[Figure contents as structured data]

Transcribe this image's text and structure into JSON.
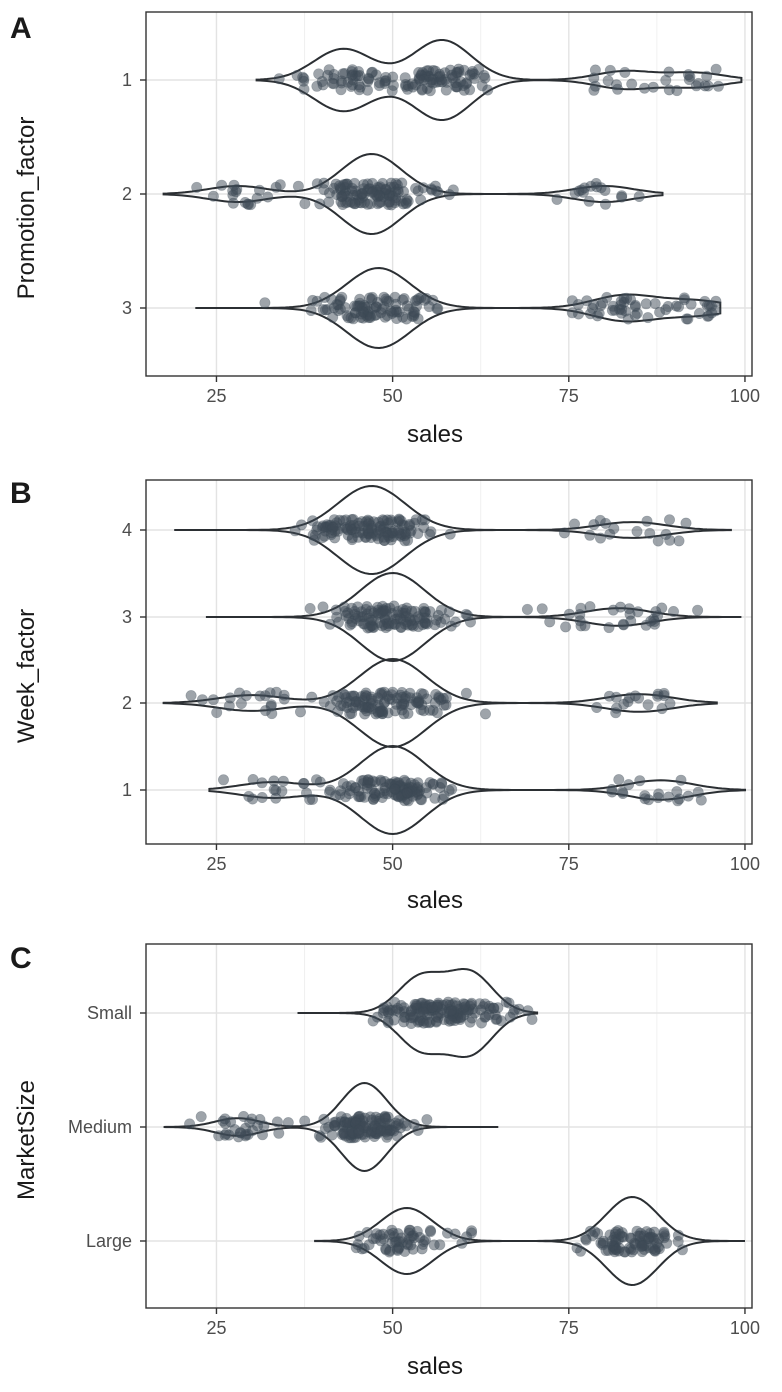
{
  "chart_data": [
    {
      "panel": "A",
      "type": "violin",
      "xlabel": "sales",
      "ylabel": "Promotion_factor",
      "xlim": [
        15,
        101
      ],
      "xticks": [
        25,
        50,
        75,
        100
      ],
      "categories": [
        "1",
        "2",
        "3"
      ],
      "grid": true,
      "point_color": "#3d4a56",
      "outline_color": "#2b2f33",
      "series": [
        {
          "category": "1",
          "min": 30.7,
          "max": 99.5,
          "modes": [
            [
              43,
              0.78
            ],
            [
              57,
              1.0
            ],
            [
              83,
              0.22
            ],
            [
              93,
              0.18
            ]
          ]
        },
        {
          "category": "2",
          "min": 17.5,
          "max": 88.3,
          "modes": [
            [
              28,
              0.2
            ],
            [
              47,
              1.0
            ],
            [
              80,
              0.2
            ]
          ]
        },
        {
          "category": "3",
          "min": 22.0,
          "max": 96.5,
          "modes": [
            [
              48,
              1.0
            ],
            [
              83,
              0.32
            ],
            [
              93,
              0.18
            ]
          ]
        }
      ]
    },
    {
      "panel": "B",
      "type": "violin",
      "xlabel": "sales",
      "ylabel": "Week_factor",
      "xlim": [
        15,
        101
      ],
      "xticks": [
        25,
        50,
        75,
        100
      ],
      "categories": [
        "1",
        "2",
        "3",
        "4"
      ],
      "grid": true,
      "point_color": "#3d4a56",
      "outline_color": "#2b2f33",
      "series": [
        {
          "category": "1",
          "min": 24.0,
          "max": 100.0,
          "modes": [
            [
              50,
              1.0
            ],
            [
              33,
              0.18
            ],
            [
              88,
              0.22
            ]
          ]
        },
        {
          "category": "2",
          "min": 17.5,
          "max": 96.0,
          "modes": [
            [
              50,
              1.0
            ],
            [
              30,
              0.18
            ],
            [
              85,
              0.2
            ]
          ]
        },
        {
          "category": "3",
          "min": 23.5,
          "max": 99.5,
          "modes": [
            [
              50,
              1.0
            ],
            [
              82,
              0.2
            ]
          ]
        },
        {
          "category": "4",
          "min": 19.0,
          "max": 98.0,
          "modes": [
            [
              47,
              1.0
            ],
            [
              84,
              0.18
            ]
          ]
        }
      ]
    },
    {
      "panel": "C",
      "type": "violin",
      "xlabel": "sales",
      "ylabel": "MarketSize",
      "xlim": [
        15,
        101
      ],
      "xticks": [
        25,
        50,
        75,
        100
      ],
      "categories": [
        "Small",
        "Medium",
        "Large"
      ],
      "grid": true,
      "point_color": "#3d4a56",
      "outline_color": "#2b2f33",
      "series": [
        {
          "category": "Small",
          "min": 36.5,
          "max": 70.5,
          "modes": [
            [
              54,
              0.9
            ],
            [
              61,
              1.0
            ]
          ]
        },
        {
          "category": "Medium",
          "min": 17.5,
          "max": 65.0,
          "modes": [
            [
              46,
              1.0
            ],
            [
              28,
              0.2
            ]
          ]
        },
        {
          "category": "Large",
          "min": 39.0,
          "max": 100.0,
          "modes": [
            [
              52,
              0.45
            ],
            [
              84,
              0.6
            ]
          ]
        }
      ]
    }
  ]
}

What needs to be done: Repeat verbatim all the material, but not the pictures.

Solution:
Transcribe this image's text and structure into JSON.
{
  "chart_data": [
    {
      "panel": "A",
      "type": "violin",
      "xlabel": "sales",
      "ylabel": "Promotion_factor",
      "xlim": [
        15,
        101
      ],
      "xticks": [
        25,
        50,
        75,
        100
      ],
      "categories": [
        "1",
        "2",
        "3"
      ],
      "grid": true,
      "point_color": "#3d4a56",
      "outline_color": "#2b2f33",
      "series": [
        {
          "category": "1",
          "min": 30.7,
          "max": 99.5,
          "modes": [
            [
              43,
              0.78
            ],
            [
              57,
              1.0
            ],
            [
              83,
              0.22
            ],
            [
              93,
              0.18
            ]
          ]
        },
        {
          "category": "2",
          "min": 17.5,
          "max": 88.3,
          "modes": [
            [
              28,
              0.2
            ],
            [
              47,
              1.0
            ],
            [
              80,
              0.2
            ]
          ]
        },
        {
          "category": "3",
          "min": 22.0,
          "max": 96.5,
          "modes": [
            [
              48,
              1.0
            ],
            [
              83,
              0.32
            ],
            [
              93,
              0.18
            ]
          ]
        }
      ]
    },
    {
      "panel": "B",
      "type": "violin",
      "xlabel": "sales",
      "ylabel": "Week_factor",
      "xlim": [
        15,
        101
      ],
      "xticks": [
        25,
        50,
        75,
        100
      ],
      "categories": [
        "1",
        "2",
        "3",
        "4"
      ],
      "grid": true,
      "point_color": "#3d4a56",
      "outline_color": "#2b2f33",
      "series": [
        {
          "category": "1",
          "min": 24.0,
          "max": 100.0,
          "modes": [
            [
              50,
              1.0
            ],
            [
              33,
              0.18
            ],
            [
              88,
              0.22
            ]
          ]
        },
        {
          "category": "2",
          "min": 17.5,
          "max": 96.0,
          "modes": [
            [
              50,
              1.0
            ],
            [
              30,
              0.18
            ],
            [
              85,
              0.2
            ]
          ]
        },
        {
          "category": "3",
          "min": 23.5,
          "max": 99.5,
          "modes": [
            [
              50,
              1.0
            ],
            [
              82,
              0.2
            ]
          ]
        },
        {
          "category": "4",
          "min": 19.0,
          "max": 98.0,
          "modes": [
            [
              47,
              1.0
            ],
            [
              84,
              0.18
            ]
          ]
        }
      ]
    },
    {
      "panel": "C",
      "type": "violin",
      "xlabel": "sales",
      "ylabel": "MarketSize",
      "xlim": [
        15,
        101
      ],
      "xticks": [
        25,
        50,
        75,
        100
      ],
      "categories": [
        "Small",
        "Medium",
        "Large"
      ],
      "grid": true,
      "point_color": "#3d4a56",
      "outline_color": "#2b2f33",
      "series": [
        {
          "category": "Small",
          "min": 36.5,
          "max": 70.5,
          "modes": [
            [
              54,
              0.9
            ],
            [
              61,
              1.0
            ]
          ]
        },
        {
          "category": "Medium",
          "min": 17.5,
          "max": 65.0,
          "modes": [
            [
              46,
              1.0
            ],
            [
              28,
              0.2
            ]
          ]
        },
        {
          "category": "Large",
          "min": 39.0,
          "max": 100.0,
          "modes": [
            [
              52,
              0.45
            ],
            [
              84,
              0.6
            ]
          ]
        }
      ]
    }
  ]
}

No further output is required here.